Aim of the exercise —
Output every entry exactly as given.

Provided data —

==========

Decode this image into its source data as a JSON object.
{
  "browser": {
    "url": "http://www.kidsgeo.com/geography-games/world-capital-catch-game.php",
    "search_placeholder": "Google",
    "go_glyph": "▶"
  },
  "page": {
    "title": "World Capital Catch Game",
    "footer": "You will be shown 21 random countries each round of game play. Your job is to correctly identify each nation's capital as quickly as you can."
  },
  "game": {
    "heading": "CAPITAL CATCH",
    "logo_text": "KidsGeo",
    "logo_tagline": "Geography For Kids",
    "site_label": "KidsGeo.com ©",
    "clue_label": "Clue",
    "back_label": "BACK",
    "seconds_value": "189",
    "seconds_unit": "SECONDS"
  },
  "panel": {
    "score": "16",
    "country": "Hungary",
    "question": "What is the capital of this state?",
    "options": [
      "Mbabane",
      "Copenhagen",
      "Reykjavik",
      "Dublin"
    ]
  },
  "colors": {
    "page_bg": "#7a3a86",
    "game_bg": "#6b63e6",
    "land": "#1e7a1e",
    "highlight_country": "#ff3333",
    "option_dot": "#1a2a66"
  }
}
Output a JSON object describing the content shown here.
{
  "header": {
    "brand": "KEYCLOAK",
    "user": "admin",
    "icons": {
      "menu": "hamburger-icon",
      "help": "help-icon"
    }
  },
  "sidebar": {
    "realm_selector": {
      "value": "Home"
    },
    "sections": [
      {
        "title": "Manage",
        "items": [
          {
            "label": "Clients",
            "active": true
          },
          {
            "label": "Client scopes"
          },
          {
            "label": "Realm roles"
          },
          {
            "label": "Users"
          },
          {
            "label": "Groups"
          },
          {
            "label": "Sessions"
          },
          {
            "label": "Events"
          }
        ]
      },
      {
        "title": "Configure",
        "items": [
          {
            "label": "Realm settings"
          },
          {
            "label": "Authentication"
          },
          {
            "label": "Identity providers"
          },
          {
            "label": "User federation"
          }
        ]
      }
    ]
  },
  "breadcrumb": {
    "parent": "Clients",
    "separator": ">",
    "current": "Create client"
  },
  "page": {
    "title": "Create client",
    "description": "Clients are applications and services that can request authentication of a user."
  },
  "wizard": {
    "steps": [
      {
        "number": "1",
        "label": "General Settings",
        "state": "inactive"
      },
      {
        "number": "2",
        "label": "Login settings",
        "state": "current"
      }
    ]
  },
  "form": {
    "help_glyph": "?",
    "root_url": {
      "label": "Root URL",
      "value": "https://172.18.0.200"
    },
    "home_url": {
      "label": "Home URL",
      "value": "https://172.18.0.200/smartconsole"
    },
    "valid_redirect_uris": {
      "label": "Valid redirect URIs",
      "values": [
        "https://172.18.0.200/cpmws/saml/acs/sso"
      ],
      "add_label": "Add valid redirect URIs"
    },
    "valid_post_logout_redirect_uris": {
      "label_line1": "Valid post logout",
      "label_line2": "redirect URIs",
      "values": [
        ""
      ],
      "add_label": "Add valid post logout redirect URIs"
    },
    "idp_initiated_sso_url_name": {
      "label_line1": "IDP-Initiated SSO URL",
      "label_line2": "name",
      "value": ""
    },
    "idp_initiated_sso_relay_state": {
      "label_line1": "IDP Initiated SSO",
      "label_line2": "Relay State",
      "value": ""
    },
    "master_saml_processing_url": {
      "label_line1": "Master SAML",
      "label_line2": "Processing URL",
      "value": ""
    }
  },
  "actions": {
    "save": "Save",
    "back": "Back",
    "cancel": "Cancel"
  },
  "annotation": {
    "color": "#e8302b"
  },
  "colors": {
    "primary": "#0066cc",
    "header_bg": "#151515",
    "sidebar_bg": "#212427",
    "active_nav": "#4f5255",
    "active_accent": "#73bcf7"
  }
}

==========

Exercise response —
Decode this image into its source data as a JSON object.
{
  "browser": {
    "url": "http://www.kidsgeo.com/geography-games/world-capital-catch-game.php",
    "search_placeholder": "Google",
    "go_glyph": "▶"
  },
  "page": {
    "title": "World Capital Catch Game",
    "footer": "You will be shown 21 random countries each round of game play. Your job is to correctly identify each nation's capital as quickly as you can."
  },
  "game": {
    "heading": "CAPITAL CATCH",
    "logo_text": "KidsGeo",
    "logo_tagline": "Geography For Kids",
    "site_label": "KidsGeo.com ©",
    "clue_label": "Clue",
    "back_label": "BACK",
    "seconds_value": "189",
    "seconds_unit": "SECONDS"
  },
  "panel": {
    "score": "16",
    "country": "Hungary",
    "question": "What is the capital of this state?",
    "options": [
      "Mbabane",
      "Copenhagen",
      "Reykjavik",
      "Dublin"
    ]
  },
  "colors": {
    "page_bg": "#7a3a86",
    "game_bg": "#6b63e6",
    "land": "#1e7a1e",
    "highlight_country": "#ff3333",
    "option_dot": "#1a2a66"
  }
}
Output a JSON object describing the content shown here.
{
  "header": {
    "brand": "KEYCLOAK",
    "user": "admin",
    "icons": {
      "menu": "hamburger-icon",
      "help": "help-icon"
    }
  },
  "sidebar": {
    "realm_selector": {
      "value": "Home"
    },
    "sections": [
      {
        "title": "Manage",
        "items": [
          {
            "label": "Clients",
            "active": true
          },
          {
            "label": "Client scopes"
          },
          {
            "label": "Realm roles"
          },
          {
            "label": "Users"
          },
          {
            "label": "Groups"
          },
          {
            "label": "Sessions"
          },
          {
            "label": "Events"
          }
        ]
      },
      {
        "title": "Configure",
        "items": [
          {
            "label": "Realm settings"
          },
          {
            "label": "Authentication"
          },
          {
            "label": "Identity providers"
          },
          {
            "label": "User federation"
          }
        ]
      }
    ]
  },
  "breadcrumb": {
    "parent": "Clients",
    "separator": ">",
    "current": "Create client"
  },
  "page": {
    "title": "Create client",
    "description": "Clients are applications and services that can request authentication of a user."
  },
  "wizard": {
    "steps": [
      {
        "number": "1",
        "label": "General Settings",
        "state": "inactive"
      },
      {
        "number": "2",
        "label": "Login settings",
        "state": "current"
      }
    ]
  },
  "form": {
    "help_glyph": "?",
    "root_url": {
      "label": "Root URL",
      "value": "https://172.18.0.200"
    },
    "home_url": {
      "label": "Home URL",
      "value": "https://172.18.0.200/smartconsole"
    },
    "valid_redirect_uris": {
      "label": "Valid redirect URIs",
      "values": [
        "https://172.18.0.200/cpmws/saml/acs/sso"
      ],
      "add_label": "Add valid redirect URIs"
    },
    "valid_post_logout_redirect_uris": {
      "label_line1": "Valid post logout",
      "label_line2": "redirect URIs",
      "values": [
        ""
      ],
      "add_label": "Add valid post logout redirect URIs"
    },
    "idp_initiated_sso_url_name": {
      "label_line1": "IDP-Initiated SSO URL",
      "label_line2": "name",
      "value": ""
    },
    "idp_initiated_sso_relay_state": {
      "label_line1": "IDP Initiated SSO",
      "label_line2": "Relay State",
      "value": ""
    },
    "master_saml_processing_url": {
      "label_line1": "Master SAML",
      "label_line2": "Processing URL",
      "value": ""
    }
  },
  "actions": {
    "save": "Save",
    "back": "Back",
    "cancel": "Cancel"
  },
  "annotation": {
    "color": "#e8302b"
  },
  "colors": {
    "primary": "#0066cc",
    "header_bg": "#151515",
    "sidebar_bg": "#212427",
    "active_nav": "#4f5255",
    "active_accent": "#73bcf7"
  }
}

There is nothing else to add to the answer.